Extracted entries ::
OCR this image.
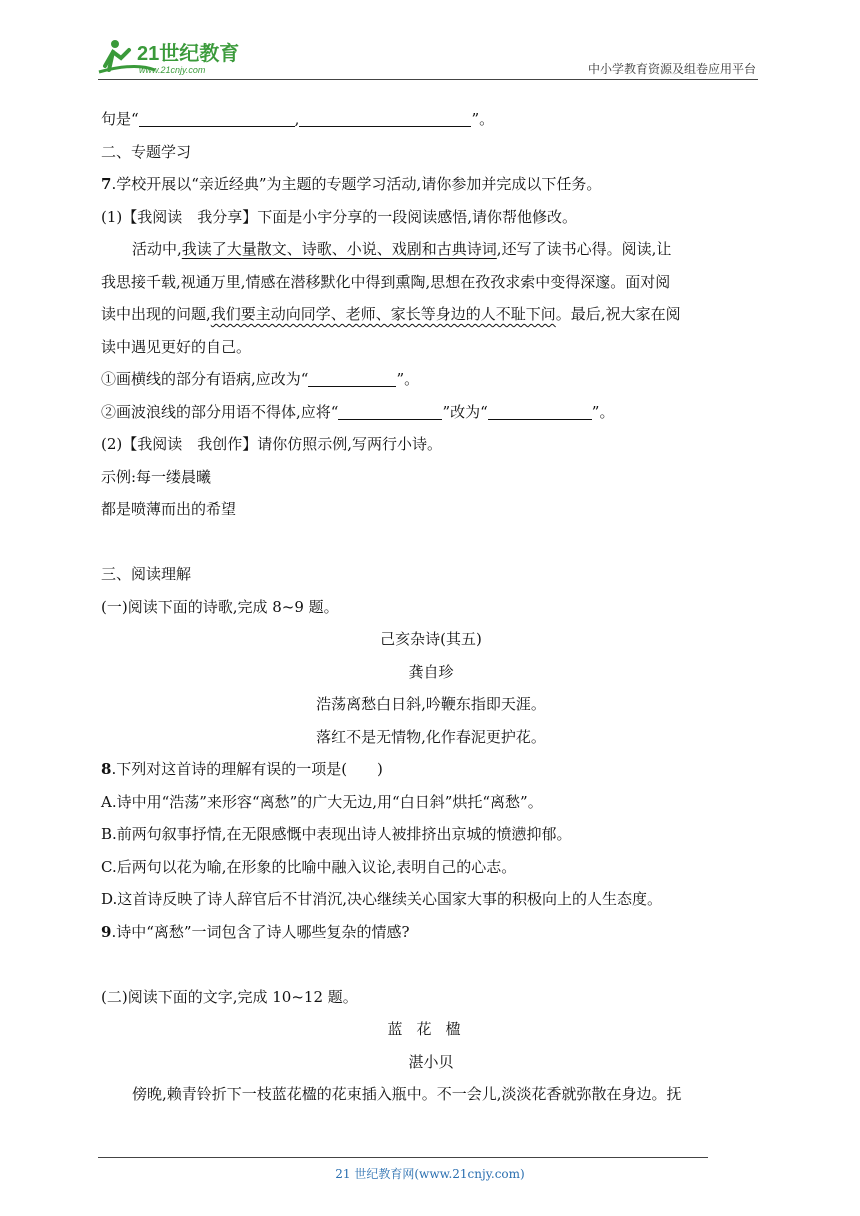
21世纪教育
www.21cnjy.com	中小学教育资源及组卷应用平台
句是“	,	”。
二、专题学习
7.学校开展以“亲近经典”为主题的专题学习活动,请你参加并完成以下任务。
(1)【我阅读　我分享】下面是小宇分享的一段阅读感悟,请你帮他修改。
活动中,我读了大量散文、诗歌、小说、戏剧和古典诗词,还写了读书心得。阅读,让
我思接千载,视通万里,情感在潜移默化中得到熏陶,思想在孜孜求索中变得深邃。面对阅
读中出现的问题,我们要主动向同学、老师、家长等身边的人不耻下问。最后,祝大家在阅
读中遇见更好的自己。
①画横线的部分有语病,应改为“	”。
②画波浪线的部分用语不得体,应将“	”改为“	”。
(2)【我阅读　我创作】请你仿照示例,写两行小诗。
示例:每一缕晨曦
都是喷薄而出的希望
三、阅读理解
(一)阅读下面的诗歌,完成 8~9 题。
己亥杂诗(其五)
龚自珍
浩荡离愁白日斜,吟鞭东指即天涯。
落红不是无情物,化作春泥更护花。
8.下列对这首诗的理解有误的一项是(　　)
A.诗中用“浩荡”来形容“离愁”的广大无边,用“白日斜”烘托“离愁”。
B.前两句叙事抒情,在无限感慨中表现出诗人被排挤出京城的愤懑抑郁。
C.后两句以花为喻,在形象的比喻中融入议论,表明自己的心志。
D.这首诗反映了诗人辞官后不甘消沉,决心继续关心国家大事的积极向上的人生态度。
9.诗中“离愁”一词包含了诗人哪些复杂的情感?
(二)阅读下面的文字,完成 10~12 题。
蓝花楹
湛小贝
傍晚,赖青铃折下一枝蓝花楹的花束插入瓶中。不一会儿,淡淡花香就弥散在身边。抚
21 世纪教育网(www.21cnjy.com)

Problem to solve :: In your copy, leave out the pictures and reproduce the material above exactly.

Exercise answer ::
OCR this image.
21世纪教育
www.21cnjy.com	中小学教育资源及组卷应用平台
句是“	,	”。
二、专题学习
7.学校开展以“亲近经典”为主题的专题学习活动,请你参加并完成以下任务。
(1)【我阅读　我分享】下面是小宇分享的一段阅读感悟,请你帮他修改。
活动中,我读了大量散文、诗歌、小说、戏剧和古典诗词,还写了读书心得。阅读,让
我思接千载,视通万里,情感在潜移默化中得到熏陶,思想在孜孜求索中变得深邃。面对阅
读中出现的问题,我们要主动向同学、老师、家长等身边的人不耻下问。最后,祝大家在阅
读中遇见更好的自己。
①画横线的部分有语病,应改为“	”。
②画波浪线的部分用语不得体,应将“	”改为“	”。
(2)【我阅读　我创作】请你仿照示例,写两行小诗。
示例:每一缕晨曦
都是喷薄而出的希望
三、阅读理解
(一)阅读下面的诗歌,完成 8~9 题。
己亥杂诗(其五)
龚自珍
浩荡离愁白日斜,吟鞭东指即天涯。
落红不是无情物,化作春泥更护花。
8.下列对这首诗的理解有误的一项是(　　)
A.诗中用“浩荡”来形容“离愁”的广大无边,用“白日斜”烘托“离愁”。
B.前两句叙事抒情,在无限感慨中表现出诗人被排挤出京城的愤懑抑郁。
C.后两句以花为喻,在形象的比喻中融入议论,表明自己的心志。
D.这首诗反映了诗人辞官后不甘消沉,决心继续关心国家大事的积极向上的人生态度。
9.诗中“离愁”一词包含了诗人哪些复杂的情感?
(二)阅读下面的文字,完成 10~12 题。
蓝花楹
湛小贝
傍晚,赖青铃折下一枝蓝花楹的花束插入瓶中。不一会儿,淡淡花香就弥散在身边。抚
21 世纪教育网(www.21cnjy.com)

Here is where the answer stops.